== Extract to read ==
On Tue, 17 Dec 2013 10:40:41 -0500, Michael Welsh Duggan wrote:
> David Sterba <dste...@suse.cz> writes:
> 
>> On Tue, Dec 17, 2013 at 05:13:49PM +0800, Wang Shilong wrote:
>>> If we change our default subvolume, btrfs receive will fail to find
>>> subvolume. To fix this problem, i have two ideas.
>>>
>>> 1.make btrfs snapshot ioctl support passing source subvolume's objectid
>>
>>> 2.when we want to using interval subvolume path, we mount it other place
>>> that use subvolume 5 as its default subvolume.
>>
>> 3. Tell the user to mount the toplevel subvol by himself and run receive
>>    again
> 
> Ugh.  I hope that would be considered a short-term hack waiting for a
> better solution, perhaps requiring a kernel upgrade.  From a user's
> perspective there is no reason this should be necessary, and requiring
> this would be extraordinarily surprising.  "Why is btrfs unable to find
> my snapshot?  It's right there!"  Moreover, this used to work just fine
> in previous versions of btrfs-progs.

Though the snapshot is still in the fs, it is inaccessible because you mount
some subvolume as the root, and you can not find the path to the snapshot.

== Data shown ==
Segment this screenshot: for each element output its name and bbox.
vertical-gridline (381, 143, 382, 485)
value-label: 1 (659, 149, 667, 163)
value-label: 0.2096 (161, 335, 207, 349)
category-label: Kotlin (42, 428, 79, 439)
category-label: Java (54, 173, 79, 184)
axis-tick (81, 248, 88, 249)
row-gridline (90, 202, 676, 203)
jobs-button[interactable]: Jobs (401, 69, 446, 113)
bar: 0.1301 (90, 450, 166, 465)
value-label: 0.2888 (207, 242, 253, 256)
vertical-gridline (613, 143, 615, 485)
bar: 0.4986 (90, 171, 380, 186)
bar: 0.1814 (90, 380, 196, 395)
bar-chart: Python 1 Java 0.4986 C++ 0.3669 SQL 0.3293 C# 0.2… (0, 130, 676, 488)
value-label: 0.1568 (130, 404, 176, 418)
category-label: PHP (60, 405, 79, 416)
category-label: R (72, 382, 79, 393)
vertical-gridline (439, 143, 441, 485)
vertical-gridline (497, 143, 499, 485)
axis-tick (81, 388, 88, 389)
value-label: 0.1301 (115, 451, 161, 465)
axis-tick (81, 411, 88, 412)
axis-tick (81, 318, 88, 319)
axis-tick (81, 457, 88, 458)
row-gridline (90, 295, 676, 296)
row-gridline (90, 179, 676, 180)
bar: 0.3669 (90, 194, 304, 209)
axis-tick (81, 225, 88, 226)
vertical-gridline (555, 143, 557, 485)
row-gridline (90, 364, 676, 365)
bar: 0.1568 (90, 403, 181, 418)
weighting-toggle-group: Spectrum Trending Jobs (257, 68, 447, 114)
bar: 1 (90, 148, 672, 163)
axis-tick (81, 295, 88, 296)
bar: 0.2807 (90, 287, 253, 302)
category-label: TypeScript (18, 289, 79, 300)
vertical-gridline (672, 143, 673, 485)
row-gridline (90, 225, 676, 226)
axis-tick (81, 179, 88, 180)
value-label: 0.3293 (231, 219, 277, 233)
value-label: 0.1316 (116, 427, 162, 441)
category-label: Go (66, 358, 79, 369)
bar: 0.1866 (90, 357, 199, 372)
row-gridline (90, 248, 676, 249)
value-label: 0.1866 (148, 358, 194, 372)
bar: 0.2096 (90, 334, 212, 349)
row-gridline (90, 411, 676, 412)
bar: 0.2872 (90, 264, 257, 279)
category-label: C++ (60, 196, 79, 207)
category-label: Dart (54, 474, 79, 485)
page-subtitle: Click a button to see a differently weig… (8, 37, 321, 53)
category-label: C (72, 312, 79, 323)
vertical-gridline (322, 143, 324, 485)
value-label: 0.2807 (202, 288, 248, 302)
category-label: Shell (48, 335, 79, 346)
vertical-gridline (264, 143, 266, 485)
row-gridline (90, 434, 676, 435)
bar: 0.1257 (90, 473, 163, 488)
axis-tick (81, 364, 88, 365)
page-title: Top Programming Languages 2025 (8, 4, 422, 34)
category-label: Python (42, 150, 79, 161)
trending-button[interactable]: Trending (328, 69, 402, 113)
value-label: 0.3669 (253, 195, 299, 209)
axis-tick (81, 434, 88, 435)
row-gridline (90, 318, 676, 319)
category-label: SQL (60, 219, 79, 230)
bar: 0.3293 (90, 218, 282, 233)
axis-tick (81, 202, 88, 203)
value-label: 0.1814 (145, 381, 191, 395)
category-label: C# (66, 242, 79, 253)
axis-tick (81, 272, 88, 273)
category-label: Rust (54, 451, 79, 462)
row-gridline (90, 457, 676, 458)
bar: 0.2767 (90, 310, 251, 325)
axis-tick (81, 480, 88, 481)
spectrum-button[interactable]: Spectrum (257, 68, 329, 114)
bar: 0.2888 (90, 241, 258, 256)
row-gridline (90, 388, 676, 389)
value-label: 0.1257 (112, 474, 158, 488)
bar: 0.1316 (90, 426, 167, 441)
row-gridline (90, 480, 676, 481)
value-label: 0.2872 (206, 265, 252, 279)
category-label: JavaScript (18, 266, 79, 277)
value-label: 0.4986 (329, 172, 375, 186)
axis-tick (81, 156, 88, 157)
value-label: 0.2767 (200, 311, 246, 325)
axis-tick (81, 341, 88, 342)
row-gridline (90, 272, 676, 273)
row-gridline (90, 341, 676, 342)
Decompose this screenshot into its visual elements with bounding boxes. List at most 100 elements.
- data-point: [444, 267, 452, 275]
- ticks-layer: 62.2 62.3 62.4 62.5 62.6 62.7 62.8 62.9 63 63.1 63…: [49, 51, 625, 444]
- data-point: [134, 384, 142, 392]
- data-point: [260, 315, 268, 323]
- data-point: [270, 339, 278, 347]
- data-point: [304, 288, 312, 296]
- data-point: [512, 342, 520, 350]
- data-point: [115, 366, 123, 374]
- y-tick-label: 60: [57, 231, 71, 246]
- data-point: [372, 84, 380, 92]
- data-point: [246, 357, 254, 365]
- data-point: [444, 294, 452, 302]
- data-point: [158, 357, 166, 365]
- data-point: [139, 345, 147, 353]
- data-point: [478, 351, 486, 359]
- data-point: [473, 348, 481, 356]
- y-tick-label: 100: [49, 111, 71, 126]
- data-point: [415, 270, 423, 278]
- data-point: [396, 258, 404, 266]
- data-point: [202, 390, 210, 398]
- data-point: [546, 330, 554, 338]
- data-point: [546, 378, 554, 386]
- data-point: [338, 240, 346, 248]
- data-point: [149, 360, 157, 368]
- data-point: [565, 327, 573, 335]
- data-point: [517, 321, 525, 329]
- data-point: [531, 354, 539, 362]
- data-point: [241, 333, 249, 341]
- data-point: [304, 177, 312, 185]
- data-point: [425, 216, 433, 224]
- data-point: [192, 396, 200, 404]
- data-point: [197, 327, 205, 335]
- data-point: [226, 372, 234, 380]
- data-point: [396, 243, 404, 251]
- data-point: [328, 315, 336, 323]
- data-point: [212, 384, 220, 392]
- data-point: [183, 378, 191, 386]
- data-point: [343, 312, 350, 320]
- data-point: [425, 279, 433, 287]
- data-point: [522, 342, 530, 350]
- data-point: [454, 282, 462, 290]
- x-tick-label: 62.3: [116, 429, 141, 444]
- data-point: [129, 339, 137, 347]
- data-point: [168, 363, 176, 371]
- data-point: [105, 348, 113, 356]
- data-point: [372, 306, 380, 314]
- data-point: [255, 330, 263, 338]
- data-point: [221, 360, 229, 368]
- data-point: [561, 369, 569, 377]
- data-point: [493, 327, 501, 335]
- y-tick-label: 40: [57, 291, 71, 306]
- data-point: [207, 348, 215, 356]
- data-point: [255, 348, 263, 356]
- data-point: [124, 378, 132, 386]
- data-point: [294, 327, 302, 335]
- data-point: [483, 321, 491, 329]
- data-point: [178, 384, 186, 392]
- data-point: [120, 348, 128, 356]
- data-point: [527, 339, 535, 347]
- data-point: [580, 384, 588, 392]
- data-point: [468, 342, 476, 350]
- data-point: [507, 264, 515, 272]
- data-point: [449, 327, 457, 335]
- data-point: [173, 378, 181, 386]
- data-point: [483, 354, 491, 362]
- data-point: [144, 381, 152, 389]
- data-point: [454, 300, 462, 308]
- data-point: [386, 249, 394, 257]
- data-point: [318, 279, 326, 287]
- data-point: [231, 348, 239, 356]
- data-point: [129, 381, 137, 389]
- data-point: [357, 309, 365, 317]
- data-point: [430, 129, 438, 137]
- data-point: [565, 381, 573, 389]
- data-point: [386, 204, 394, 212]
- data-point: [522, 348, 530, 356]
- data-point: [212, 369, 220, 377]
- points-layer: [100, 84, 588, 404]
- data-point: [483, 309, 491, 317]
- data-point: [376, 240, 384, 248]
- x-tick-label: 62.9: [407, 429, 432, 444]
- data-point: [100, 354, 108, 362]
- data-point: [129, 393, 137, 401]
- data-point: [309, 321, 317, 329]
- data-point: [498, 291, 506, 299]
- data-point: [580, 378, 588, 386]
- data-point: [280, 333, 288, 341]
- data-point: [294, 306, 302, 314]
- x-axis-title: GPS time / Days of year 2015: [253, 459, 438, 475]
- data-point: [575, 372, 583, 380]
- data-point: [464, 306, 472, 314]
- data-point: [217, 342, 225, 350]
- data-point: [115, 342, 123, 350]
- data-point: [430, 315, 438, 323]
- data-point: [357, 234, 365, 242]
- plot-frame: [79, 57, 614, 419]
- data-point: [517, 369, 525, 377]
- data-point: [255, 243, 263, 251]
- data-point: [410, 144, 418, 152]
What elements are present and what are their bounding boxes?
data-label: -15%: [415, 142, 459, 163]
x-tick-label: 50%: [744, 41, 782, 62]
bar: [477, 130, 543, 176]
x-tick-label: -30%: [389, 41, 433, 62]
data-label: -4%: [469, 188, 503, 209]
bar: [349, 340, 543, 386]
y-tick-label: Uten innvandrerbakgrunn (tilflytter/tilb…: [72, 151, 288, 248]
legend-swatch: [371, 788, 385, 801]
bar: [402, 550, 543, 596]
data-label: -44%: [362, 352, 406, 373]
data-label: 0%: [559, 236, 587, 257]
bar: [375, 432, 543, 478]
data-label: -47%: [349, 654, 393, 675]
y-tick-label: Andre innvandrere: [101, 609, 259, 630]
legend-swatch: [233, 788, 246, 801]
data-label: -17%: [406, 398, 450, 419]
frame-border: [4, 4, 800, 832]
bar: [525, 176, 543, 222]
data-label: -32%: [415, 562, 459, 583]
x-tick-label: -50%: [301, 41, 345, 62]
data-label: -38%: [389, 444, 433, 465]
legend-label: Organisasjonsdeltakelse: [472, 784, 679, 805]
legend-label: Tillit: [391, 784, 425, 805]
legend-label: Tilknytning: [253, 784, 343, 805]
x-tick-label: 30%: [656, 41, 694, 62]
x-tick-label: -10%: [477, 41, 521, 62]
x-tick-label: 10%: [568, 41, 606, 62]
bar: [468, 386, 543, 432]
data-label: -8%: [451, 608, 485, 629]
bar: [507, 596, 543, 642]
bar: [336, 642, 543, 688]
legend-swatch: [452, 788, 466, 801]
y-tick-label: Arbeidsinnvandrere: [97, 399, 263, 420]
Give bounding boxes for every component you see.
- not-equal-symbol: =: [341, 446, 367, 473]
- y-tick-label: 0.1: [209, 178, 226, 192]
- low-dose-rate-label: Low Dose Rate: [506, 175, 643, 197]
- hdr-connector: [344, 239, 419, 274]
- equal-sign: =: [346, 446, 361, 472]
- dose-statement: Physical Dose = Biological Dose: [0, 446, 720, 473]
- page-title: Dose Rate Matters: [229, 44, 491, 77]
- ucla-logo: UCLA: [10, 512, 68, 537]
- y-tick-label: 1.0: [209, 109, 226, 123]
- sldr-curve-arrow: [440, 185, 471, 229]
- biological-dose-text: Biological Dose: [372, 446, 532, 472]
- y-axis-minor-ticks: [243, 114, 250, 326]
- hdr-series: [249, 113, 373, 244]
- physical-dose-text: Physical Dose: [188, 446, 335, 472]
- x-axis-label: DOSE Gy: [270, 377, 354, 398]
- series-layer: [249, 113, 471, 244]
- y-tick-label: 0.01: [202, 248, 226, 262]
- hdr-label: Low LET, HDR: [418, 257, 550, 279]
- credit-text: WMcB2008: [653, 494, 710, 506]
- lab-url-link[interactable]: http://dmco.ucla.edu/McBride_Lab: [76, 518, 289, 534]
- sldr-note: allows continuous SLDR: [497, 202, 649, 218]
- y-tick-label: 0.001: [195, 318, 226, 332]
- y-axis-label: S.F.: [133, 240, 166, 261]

== Things to do ==
#1 List every person named in the btrfs mailing-list message.
#2 Begin at the first line of the records and stop after the line containing "row-gridline (90, 202, 676, 203)". Rewrite those lines with "category-label" swapped for "language-label" and nothing else altered.
The records have no connection to the btrfs mailing-list message.

== Answers to each task ==
#1
Michael Welsh Duggan
David Sterba
Wang Shilong

#2
Segment this screenshot: for each element output its name and bbox.
vertical-gridline (381, 143, 382, 485)
value-label: 1 (659, 149, 667, 163)
value-label: 0.2096 (161, 335, 207, 349)
language-label: Kotlin (42, 428, 79, 439)
language-label: Java (54, 173, 79, 184)
axis-tick (81, 248, 88, 249)
row-gridline (90, 202, 676, 203)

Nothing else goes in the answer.